(Exercise goal)
Rewrite the rows from the start of the rows through the line containing "Y-axis label: Number", inclusive, replacing "screenshot" with "image" and leaving everything else unchanged.

--- BEGIN Supplied data ---

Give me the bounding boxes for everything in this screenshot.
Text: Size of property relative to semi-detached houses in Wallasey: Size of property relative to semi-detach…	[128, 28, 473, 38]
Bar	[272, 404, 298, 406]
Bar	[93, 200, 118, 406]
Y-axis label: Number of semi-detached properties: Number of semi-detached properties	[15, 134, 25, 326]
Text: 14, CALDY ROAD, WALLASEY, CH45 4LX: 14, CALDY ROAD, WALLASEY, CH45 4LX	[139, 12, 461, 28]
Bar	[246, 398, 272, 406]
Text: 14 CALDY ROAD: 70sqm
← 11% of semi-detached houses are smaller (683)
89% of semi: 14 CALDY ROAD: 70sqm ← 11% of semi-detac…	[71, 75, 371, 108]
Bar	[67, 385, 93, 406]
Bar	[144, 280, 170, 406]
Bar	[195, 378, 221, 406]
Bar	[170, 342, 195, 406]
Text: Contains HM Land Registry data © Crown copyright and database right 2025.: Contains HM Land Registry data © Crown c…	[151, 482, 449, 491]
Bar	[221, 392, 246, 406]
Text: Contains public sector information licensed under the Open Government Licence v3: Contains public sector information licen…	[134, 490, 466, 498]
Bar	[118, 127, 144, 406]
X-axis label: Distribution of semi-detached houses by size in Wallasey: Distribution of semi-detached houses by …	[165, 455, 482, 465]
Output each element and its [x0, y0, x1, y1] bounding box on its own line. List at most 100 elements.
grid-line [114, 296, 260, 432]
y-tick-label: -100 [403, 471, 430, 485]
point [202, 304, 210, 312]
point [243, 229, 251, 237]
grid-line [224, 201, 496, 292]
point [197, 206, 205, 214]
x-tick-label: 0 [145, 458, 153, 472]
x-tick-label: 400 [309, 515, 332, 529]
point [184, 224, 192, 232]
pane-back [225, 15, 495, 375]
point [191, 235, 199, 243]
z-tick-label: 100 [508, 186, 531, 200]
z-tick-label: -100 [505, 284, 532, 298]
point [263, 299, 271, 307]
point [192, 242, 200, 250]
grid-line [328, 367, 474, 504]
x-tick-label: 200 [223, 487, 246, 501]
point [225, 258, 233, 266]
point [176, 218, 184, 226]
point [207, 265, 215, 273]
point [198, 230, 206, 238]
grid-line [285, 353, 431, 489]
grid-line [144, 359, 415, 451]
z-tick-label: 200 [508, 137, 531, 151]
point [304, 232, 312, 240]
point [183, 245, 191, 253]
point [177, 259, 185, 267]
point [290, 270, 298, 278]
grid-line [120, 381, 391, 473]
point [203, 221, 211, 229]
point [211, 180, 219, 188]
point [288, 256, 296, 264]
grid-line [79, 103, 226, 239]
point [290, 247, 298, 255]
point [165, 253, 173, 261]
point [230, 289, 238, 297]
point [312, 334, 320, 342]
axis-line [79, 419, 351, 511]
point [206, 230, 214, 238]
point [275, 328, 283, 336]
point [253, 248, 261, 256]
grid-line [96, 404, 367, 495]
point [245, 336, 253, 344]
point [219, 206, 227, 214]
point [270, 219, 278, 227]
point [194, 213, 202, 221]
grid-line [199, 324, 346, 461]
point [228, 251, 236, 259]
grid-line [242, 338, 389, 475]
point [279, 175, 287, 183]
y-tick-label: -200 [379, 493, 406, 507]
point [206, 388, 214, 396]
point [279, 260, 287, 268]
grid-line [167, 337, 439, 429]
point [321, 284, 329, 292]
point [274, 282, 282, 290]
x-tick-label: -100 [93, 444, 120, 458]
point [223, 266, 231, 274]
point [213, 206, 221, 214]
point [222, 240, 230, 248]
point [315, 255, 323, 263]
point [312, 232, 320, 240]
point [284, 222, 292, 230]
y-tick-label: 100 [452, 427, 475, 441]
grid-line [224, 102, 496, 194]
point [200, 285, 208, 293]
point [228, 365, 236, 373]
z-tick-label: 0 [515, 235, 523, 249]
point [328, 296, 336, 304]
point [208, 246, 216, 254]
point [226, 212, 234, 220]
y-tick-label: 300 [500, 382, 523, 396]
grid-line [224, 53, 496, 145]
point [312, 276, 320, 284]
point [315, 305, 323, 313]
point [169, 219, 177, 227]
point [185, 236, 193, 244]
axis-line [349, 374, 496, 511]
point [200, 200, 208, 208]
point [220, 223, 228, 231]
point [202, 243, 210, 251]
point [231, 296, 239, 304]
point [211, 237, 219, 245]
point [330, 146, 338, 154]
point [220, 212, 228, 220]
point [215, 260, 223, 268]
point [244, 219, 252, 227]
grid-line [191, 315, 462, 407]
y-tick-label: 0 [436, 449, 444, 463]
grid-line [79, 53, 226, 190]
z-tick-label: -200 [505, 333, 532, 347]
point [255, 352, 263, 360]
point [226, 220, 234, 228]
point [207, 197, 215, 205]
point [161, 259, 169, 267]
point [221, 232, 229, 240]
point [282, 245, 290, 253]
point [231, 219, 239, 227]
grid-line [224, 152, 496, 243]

--- END Supplied data ---

(Result for this exercise)
Give me the bounding boxes for everything in this image.
Text: Size of property relative to semi-detached houses in Wallasey: Size of property relative to semi-detach…	[128, 28, 473, 38]
Bar	[272, 404, 298, 406]
Bar	[93, 200, 118, 406]
Y-axis label: Number of semi-detached properties: Number of semi-detached properties	[15, 134, 25, 326]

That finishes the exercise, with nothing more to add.